§ WORK INSTRUCTIONS
Lift every line from the entries that includes the word "лица".

---+---

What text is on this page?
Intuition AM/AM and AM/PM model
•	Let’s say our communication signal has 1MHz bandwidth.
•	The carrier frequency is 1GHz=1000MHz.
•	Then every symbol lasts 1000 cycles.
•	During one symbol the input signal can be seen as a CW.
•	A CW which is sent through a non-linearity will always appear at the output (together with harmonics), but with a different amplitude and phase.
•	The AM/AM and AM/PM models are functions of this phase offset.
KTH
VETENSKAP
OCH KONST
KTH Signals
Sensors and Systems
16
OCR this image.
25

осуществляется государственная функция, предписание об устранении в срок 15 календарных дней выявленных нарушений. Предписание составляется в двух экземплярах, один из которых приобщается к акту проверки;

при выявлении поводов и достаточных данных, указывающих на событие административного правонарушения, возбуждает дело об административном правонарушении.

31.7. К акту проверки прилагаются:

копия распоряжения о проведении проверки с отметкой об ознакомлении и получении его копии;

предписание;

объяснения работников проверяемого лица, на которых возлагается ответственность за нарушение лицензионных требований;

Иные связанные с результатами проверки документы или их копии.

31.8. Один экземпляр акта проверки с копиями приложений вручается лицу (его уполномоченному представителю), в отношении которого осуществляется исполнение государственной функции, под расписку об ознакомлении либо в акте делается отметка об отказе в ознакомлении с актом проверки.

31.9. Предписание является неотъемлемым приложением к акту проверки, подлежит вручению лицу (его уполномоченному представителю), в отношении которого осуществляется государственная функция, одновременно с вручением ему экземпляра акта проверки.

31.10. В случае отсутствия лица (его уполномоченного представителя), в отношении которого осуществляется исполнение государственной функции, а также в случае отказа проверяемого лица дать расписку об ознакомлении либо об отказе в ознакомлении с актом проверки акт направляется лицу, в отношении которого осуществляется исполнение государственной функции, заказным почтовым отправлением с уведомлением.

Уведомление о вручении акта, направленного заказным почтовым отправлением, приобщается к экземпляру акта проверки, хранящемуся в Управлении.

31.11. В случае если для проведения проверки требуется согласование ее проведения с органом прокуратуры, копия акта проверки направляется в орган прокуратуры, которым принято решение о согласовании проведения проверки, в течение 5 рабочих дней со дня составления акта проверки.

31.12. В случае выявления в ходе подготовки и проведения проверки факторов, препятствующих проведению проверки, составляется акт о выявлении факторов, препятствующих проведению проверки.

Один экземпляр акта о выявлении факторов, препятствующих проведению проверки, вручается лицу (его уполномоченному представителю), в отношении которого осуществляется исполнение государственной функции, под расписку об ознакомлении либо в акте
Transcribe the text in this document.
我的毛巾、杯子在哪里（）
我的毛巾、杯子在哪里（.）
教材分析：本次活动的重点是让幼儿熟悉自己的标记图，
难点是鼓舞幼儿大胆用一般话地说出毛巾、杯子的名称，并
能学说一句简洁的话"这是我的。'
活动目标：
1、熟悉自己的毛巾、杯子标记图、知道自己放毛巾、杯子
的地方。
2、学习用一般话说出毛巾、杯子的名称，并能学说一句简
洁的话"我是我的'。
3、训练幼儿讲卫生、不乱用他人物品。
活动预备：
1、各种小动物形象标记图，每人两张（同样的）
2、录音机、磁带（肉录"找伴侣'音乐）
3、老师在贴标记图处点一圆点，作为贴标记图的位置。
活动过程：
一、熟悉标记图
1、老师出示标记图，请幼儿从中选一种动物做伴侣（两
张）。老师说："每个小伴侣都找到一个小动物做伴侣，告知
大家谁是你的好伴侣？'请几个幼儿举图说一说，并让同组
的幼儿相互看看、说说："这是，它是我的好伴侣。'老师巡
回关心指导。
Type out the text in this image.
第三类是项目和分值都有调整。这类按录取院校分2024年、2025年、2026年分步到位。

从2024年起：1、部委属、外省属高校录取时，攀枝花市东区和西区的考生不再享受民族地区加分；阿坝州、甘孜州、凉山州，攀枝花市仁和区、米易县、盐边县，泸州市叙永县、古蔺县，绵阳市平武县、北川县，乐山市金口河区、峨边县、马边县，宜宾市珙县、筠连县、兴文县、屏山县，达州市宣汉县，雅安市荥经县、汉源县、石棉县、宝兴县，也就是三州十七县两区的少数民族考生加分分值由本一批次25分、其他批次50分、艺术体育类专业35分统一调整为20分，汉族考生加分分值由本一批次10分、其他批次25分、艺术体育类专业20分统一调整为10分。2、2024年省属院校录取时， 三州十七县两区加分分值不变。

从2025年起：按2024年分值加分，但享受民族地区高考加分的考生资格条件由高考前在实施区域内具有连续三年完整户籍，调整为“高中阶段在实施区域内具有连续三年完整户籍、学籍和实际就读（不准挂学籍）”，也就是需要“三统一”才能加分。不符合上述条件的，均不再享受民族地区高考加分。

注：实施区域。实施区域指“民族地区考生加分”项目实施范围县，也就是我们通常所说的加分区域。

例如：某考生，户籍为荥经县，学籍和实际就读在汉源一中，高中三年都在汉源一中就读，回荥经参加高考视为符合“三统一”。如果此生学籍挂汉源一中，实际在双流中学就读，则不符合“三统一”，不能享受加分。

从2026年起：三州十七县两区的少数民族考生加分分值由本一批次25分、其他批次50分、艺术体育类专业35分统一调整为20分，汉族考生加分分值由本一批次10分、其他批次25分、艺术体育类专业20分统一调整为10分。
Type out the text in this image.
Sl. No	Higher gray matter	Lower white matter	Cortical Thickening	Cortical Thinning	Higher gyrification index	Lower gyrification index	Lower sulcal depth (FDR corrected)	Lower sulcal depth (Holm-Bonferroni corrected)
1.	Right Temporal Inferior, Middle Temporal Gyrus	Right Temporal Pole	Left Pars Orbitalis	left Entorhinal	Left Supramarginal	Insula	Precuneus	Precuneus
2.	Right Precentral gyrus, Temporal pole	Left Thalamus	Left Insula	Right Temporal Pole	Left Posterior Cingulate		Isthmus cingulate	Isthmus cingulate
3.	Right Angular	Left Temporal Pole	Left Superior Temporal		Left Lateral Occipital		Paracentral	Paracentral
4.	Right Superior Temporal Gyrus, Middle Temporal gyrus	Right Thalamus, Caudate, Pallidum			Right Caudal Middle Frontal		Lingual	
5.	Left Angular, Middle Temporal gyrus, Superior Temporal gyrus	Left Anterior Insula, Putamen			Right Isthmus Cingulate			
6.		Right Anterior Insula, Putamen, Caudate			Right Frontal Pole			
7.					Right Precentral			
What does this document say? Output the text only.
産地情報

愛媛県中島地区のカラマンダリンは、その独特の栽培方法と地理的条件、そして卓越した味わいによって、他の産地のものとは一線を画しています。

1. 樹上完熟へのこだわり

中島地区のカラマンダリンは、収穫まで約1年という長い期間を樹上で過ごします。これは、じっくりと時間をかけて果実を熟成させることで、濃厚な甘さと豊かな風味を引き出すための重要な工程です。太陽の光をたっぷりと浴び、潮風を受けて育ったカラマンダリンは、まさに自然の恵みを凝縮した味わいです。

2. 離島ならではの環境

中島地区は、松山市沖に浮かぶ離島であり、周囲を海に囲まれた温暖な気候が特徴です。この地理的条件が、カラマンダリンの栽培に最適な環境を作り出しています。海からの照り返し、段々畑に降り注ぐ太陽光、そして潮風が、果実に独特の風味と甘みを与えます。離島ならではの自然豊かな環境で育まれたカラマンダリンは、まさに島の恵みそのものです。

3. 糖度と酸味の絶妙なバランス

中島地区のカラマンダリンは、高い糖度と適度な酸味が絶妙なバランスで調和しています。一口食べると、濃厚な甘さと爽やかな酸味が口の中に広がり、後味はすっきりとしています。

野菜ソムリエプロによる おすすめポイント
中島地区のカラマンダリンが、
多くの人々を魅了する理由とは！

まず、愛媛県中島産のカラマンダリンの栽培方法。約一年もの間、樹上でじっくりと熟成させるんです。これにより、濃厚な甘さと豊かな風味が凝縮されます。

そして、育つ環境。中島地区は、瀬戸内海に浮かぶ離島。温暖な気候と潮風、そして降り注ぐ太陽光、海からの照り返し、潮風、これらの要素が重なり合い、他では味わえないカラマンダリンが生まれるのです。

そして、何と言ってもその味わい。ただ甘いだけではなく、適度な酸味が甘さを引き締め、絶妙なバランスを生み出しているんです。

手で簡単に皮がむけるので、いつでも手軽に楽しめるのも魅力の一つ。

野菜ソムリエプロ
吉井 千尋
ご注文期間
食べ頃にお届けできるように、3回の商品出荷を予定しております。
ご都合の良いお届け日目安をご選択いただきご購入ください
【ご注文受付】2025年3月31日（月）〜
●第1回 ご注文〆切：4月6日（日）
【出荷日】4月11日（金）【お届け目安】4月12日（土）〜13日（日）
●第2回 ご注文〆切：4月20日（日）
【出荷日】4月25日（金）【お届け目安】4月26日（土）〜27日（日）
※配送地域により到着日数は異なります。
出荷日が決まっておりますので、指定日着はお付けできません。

---+---

§ SOLUTION TO THE EXERCISE
объяснения работников проверяемого лица, на которых возлагается ответственность за нарушение лицензионных требований;
31.10. В случае отсутствия лица (его уполномоченного представителя), в отношении которого осуществляется исполнение государственной функции, а также в случае отказа проверяемого лица дать расписку об ознакомлении либо об отказе в ознакомлении с актом проверки акт направляется лицу, в отношении которого осуществляется исполнение государственной функции, заказным почтовым отправлением с уведомлением.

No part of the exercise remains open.